Aim of the task —
In the material below, find how many lines contain the string "Winogrande". Write only that number.

+++ Data supplied +++

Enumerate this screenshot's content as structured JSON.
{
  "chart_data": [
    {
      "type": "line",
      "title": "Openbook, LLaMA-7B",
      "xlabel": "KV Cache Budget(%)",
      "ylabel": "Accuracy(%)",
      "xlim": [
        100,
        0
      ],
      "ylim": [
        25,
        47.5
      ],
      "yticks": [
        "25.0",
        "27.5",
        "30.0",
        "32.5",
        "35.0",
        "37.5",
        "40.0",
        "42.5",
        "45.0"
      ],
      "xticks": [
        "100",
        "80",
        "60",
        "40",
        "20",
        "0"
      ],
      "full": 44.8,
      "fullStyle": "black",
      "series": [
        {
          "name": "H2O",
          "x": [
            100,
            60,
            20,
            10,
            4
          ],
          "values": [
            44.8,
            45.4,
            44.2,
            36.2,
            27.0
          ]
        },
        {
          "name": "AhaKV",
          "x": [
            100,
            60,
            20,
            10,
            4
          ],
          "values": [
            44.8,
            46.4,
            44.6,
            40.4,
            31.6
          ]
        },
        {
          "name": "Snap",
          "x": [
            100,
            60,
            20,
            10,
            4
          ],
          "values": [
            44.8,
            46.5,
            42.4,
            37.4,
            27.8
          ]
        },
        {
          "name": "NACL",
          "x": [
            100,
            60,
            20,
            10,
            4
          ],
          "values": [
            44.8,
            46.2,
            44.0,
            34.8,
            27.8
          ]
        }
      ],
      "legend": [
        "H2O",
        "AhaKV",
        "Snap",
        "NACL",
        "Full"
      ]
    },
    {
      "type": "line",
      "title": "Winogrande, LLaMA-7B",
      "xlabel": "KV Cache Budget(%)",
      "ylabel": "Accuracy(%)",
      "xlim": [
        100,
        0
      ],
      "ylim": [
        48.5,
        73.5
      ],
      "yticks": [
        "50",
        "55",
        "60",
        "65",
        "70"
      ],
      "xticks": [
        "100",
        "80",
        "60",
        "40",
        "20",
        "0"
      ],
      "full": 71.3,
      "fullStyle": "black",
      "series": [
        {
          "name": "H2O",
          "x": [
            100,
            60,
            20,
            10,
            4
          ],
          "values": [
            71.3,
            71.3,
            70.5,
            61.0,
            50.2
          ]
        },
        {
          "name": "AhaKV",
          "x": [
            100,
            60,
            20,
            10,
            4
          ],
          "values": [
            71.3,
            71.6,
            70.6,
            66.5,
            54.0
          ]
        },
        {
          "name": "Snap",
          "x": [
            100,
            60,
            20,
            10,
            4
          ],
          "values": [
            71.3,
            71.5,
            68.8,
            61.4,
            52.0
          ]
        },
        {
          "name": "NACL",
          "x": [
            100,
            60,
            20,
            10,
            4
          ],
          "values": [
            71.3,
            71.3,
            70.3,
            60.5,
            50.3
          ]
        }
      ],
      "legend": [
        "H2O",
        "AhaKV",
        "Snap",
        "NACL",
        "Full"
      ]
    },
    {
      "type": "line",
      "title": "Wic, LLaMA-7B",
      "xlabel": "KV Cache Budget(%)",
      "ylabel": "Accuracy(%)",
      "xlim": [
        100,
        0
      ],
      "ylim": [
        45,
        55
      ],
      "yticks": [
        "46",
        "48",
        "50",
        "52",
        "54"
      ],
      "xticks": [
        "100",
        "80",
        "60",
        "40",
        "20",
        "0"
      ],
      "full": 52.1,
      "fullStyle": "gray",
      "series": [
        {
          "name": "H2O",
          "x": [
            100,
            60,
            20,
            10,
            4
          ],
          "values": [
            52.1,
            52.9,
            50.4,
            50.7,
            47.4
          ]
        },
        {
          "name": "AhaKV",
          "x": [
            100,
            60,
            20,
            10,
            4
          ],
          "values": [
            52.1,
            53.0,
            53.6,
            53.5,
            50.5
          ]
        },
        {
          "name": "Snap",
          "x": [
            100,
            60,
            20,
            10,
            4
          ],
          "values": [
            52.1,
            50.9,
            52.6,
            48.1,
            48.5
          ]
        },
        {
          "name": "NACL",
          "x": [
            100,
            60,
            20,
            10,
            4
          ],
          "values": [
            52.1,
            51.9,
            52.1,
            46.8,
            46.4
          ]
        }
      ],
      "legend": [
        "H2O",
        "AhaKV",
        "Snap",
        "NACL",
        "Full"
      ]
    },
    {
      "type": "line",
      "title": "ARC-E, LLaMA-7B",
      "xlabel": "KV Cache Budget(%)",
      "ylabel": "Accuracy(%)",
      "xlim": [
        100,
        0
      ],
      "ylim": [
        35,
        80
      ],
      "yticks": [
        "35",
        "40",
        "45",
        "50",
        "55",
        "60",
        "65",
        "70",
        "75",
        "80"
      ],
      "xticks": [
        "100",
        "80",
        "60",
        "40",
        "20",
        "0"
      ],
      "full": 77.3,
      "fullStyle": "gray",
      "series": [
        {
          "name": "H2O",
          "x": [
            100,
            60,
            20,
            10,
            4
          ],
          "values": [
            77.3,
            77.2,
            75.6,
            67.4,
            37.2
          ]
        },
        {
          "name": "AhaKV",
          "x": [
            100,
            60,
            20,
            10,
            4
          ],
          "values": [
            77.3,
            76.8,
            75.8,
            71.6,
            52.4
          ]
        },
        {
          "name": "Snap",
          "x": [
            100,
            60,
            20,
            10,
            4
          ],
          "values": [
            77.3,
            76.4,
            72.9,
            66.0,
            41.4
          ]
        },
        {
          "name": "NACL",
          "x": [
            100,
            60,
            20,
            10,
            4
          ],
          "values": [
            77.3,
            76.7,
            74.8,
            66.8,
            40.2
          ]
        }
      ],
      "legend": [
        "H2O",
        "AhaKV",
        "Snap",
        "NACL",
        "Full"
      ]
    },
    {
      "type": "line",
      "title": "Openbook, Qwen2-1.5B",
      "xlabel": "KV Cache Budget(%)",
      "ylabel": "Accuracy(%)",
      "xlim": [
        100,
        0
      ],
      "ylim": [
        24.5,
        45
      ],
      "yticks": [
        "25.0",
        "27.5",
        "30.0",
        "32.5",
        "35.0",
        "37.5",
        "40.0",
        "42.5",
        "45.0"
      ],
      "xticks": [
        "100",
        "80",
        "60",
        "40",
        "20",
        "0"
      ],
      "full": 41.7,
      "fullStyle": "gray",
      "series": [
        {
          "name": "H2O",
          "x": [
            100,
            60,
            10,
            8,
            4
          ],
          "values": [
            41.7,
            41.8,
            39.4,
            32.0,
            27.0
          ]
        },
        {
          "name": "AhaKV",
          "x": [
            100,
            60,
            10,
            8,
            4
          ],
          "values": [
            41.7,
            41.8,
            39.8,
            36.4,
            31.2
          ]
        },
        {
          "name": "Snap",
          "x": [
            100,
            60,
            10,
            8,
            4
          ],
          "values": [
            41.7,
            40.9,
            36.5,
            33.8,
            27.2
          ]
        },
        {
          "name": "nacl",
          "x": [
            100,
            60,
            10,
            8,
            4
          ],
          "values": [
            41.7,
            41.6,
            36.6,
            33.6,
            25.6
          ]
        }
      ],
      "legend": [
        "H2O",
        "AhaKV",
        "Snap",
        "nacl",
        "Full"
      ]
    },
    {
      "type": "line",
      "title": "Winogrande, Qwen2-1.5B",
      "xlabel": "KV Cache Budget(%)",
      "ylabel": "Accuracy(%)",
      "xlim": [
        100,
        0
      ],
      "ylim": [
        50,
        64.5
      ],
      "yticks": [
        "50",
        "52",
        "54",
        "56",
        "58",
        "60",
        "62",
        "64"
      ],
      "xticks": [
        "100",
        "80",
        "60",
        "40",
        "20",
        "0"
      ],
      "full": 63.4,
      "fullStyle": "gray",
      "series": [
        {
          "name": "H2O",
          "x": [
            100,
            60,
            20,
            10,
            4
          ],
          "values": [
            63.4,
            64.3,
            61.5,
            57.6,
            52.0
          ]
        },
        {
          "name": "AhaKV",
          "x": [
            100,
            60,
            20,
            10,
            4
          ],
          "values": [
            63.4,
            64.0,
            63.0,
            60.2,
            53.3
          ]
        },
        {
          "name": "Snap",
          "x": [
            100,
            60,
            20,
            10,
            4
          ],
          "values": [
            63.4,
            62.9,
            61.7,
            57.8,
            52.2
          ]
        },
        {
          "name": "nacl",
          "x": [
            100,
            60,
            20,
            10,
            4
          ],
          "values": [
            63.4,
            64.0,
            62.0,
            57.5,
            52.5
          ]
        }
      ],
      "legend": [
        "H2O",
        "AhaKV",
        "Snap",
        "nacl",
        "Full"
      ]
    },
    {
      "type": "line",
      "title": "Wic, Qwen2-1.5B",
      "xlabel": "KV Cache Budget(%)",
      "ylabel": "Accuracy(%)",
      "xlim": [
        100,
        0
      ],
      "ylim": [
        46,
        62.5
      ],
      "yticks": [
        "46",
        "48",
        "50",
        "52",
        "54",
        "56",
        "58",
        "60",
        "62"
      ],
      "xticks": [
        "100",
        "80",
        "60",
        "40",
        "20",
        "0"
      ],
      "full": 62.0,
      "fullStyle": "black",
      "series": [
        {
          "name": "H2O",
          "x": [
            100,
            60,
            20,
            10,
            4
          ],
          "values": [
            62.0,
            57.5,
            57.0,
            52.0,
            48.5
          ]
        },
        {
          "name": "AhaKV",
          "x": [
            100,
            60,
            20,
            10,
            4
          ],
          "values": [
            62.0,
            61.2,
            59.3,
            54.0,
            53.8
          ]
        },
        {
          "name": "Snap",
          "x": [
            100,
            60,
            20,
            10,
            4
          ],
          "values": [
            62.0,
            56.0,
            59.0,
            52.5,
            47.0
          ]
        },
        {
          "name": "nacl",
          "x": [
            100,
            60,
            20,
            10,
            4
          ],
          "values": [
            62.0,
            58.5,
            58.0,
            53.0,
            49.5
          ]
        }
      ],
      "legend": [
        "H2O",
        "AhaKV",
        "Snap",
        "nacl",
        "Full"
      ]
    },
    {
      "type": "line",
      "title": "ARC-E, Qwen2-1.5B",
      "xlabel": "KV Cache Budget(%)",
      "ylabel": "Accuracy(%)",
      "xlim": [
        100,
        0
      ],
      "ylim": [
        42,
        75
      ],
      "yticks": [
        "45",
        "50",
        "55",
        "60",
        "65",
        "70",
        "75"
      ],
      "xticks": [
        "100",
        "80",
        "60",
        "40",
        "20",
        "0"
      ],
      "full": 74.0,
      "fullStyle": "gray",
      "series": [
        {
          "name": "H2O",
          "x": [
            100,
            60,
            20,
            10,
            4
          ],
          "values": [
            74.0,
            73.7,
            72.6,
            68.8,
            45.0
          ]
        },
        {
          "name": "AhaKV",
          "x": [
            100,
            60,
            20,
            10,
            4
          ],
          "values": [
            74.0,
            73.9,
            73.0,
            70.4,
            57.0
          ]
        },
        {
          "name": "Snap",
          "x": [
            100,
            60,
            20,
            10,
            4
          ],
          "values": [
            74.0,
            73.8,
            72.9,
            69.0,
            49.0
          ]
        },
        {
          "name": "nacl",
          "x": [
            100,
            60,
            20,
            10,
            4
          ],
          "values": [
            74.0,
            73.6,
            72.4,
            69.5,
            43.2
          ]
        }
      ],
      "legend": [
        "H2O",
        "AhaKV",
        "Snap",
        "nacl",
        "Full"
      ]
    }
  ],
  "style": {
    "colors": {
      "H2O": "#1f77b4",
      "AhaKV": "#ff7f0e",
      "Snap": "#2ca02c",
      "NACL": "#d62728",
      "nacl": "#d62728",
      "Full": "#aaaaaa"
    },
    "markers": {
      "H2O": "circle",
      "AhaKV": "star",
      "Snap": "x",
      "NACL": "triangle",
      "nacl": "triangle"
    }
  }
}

+++

Exercise output —
2